Records excerpted from a collection:
————
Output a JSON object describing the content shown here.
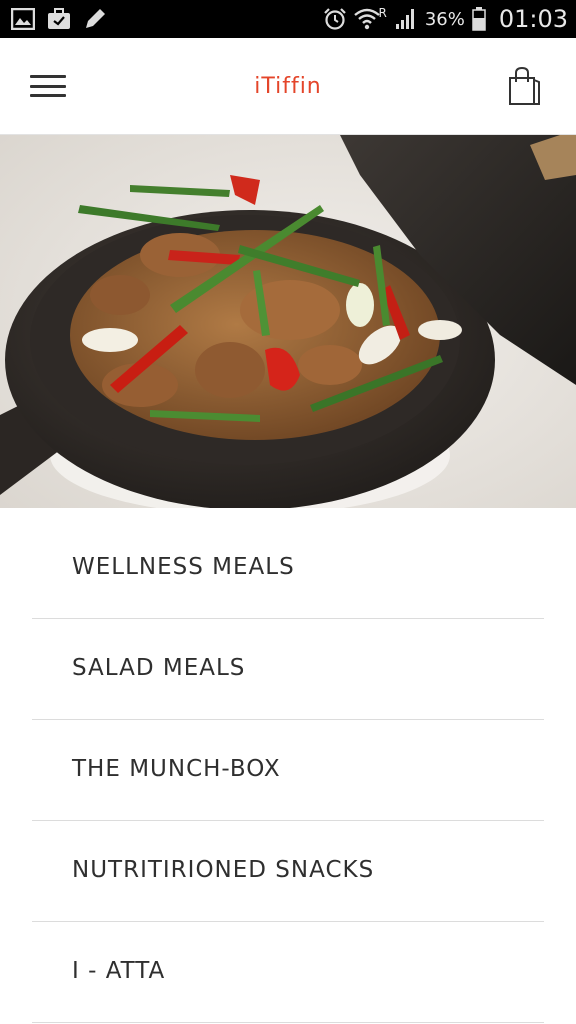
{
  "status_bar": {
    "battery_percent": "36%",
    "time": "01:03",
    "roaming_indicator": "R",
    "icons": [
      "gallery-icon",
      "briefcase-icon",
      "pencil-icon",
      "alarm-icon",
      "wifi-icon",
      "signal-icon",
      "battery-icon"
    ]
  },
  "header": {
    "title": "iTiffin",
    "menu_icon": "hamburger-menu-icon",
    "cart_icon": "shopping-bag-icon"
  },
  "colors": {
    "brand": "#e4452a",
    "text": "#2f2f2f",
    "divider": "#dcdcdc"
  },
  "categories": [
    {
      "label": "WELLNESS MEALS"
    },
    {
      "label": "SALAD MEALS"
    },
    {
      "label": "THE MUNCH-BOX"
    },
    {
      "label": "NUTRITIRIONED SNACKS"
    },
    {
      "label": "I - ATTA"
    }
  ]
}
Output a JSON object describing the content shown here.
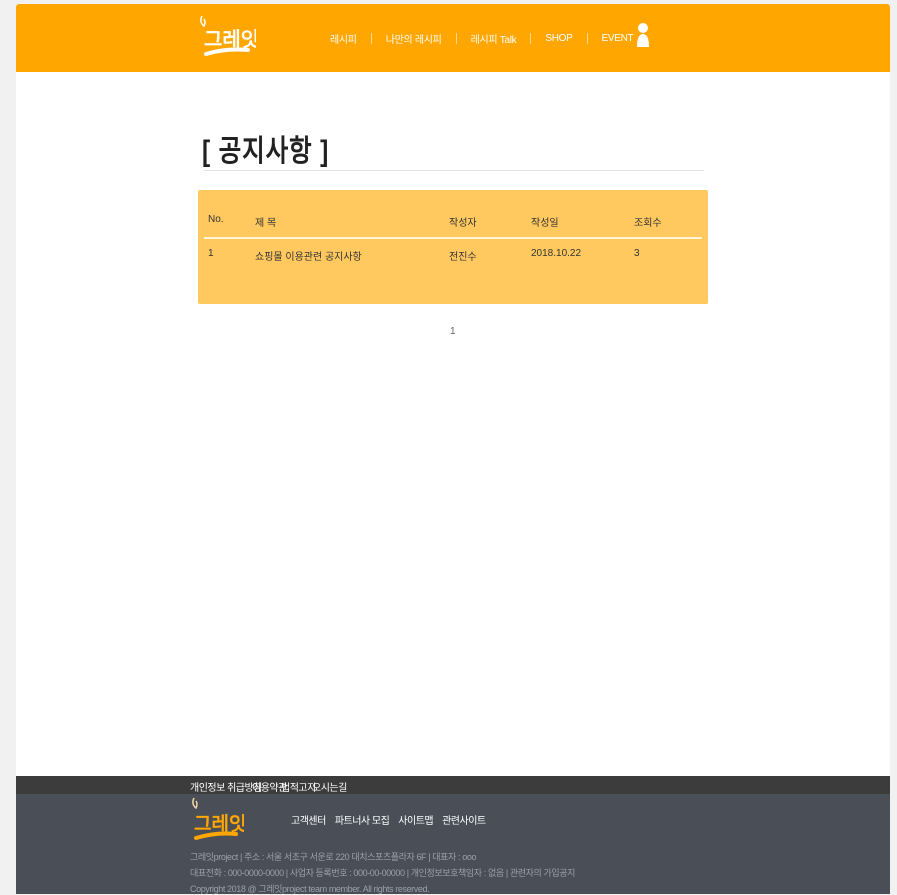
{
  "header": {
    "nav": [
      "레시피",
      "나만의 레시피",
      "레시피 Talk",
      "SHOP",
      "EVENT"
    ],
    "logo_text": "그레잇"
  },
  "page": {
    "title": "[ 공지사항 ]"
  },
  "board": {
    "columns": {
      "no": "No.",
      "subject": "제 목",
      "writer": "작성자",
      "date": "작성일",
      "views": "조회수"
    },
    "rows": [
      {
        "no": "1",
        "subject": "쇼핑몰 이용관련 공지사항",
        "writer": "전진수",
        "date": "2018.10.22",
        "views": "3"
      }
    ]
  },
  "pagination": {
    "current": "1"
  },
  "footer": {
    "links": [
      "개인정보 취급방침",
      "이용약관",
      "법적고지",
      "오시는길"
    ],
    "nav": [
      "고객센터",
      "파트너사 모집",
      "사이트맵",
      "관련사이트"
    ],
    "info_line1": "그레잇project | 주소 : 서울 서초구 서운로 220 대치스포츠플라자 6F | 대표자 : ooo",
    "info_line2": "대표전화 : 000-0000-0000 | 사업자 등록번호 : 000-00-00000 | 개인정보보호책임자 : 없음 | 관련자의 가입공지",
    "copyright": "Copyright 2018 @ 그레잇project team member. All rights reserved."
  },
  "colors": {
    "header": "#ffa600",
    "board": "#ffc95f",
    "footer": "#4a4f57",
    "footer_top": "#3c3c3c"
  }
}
————
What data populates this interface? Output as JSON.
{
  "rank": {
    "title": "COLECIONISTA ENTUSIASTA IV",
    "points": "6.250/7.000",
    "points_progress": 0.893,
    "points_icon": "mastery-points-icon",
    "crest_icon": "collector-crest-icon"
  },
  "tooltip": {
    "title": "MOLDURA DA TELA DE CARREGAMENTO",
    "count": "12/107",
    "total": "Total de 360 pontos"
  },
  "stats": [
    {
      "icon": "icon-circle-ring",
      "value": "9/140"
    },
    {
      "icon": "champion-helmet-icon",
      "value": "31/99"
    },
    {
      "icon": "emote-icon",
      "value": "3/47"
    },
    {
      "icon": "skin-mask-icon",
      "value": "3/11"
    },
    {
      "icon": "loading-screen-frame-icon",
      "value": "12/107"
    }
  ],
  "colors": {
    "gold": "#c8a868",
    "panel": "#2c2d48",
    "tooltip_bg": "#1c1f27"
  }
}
————
• [GIVEN TASK]:
Working from the listing above, pick out every line that has "title" and copy it.

• [FULL OUTPUT]:
    "title": "iTiffin",
    "title": "[ 공지사항 ]"
    "title": "COLECIONISTA ENTUSIASTA IV",
    "title": "MOLDURA DA TELA DE CARREGAMENTO",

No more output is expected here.